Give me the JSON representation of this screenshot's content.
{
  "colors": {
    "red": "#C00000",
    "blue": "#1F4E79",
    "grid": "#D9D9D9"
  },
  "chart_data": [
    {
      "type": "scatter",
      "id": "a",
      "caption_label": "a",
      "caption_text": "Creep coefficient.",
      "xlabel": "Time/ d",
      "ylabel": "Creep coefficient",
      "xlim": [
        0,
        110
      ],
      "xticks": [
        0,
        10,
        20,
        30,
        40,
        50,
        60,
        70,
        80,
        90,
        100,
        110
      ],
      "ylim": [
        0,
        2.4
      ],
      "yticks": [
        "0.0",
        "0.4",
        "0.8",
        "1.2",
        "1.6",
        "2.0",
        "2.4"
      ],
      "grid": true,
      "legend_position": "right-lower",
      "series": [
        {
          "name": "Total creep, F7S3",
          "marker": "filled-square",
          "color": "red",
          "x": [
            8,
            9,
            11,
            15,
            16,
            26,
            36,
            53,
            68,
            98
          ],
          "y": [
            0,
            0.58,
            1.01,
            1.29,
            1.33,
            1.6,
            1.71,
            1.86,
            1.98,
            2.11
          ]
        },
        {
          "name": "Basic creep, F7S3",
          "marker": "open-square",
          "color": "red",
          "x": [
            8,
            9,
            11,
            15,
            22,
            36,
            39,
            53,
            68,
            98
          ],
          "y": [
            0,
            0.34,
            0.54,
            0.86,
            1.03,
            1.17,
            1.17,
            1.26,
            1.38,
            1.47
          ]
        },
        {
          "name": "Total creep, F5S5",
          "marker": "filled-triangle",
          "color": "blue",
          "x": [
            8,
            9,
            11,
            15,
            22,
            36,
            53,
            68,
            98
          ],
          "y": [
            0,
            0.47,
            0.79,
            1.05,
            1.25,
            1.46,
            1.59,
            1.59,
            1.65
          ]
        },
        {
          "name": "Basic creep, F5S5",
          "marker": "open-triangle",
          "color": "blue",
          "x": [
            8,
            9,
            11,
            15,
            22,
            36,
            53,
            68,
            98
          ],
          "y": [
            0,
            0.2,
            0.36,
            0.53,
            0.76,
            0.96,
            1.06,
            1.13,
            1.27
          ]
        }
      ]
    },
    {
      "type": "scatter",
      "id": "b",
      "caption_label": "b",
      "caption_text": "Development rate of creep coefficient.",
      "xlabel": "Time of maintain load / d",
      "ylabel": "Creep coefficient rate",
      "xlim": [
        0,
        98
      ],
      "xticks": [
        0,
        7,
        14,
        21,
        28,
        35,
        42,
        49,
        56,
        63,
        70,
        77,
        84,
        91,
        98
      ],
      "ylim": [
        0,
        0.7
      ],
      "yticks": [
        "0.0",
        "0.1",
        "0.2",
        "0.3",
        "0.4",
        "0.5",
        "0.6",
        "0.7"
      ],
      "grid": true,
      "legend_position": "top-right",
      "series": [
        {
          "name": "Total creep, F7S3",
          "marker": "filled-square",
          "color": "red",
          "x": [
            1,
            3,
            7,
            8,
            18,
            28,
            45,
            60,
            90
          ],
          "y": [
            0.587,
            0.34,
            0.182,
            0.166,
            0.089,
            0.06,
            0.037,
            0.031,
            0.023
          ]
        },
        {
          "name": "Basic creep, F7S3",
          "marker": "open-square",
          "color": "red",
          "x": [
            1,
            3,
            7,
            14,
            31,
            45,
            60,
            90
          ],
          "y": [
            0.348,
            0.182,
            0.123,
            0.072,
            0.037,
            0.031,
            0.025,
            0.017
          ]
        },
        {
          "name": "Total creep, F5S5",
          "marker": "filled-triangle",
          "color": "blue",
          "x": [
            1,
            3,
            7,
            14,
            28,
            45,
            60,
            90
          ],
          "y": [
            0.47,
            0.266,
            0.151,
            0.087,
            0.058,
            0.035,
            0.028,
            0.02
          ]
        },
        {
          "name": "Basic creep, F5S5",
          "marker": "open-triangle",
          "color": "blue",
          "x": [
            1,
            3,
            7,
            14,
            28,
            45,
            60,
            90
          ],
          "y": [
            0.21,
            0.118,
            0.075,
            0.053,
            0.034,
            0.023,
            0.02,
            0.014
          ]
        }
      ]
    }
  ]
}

> Direction: Copy every line that contains the string "right".

> Output of the task:
      "legend_position": "right-lower",
      "legend_position": "top-right",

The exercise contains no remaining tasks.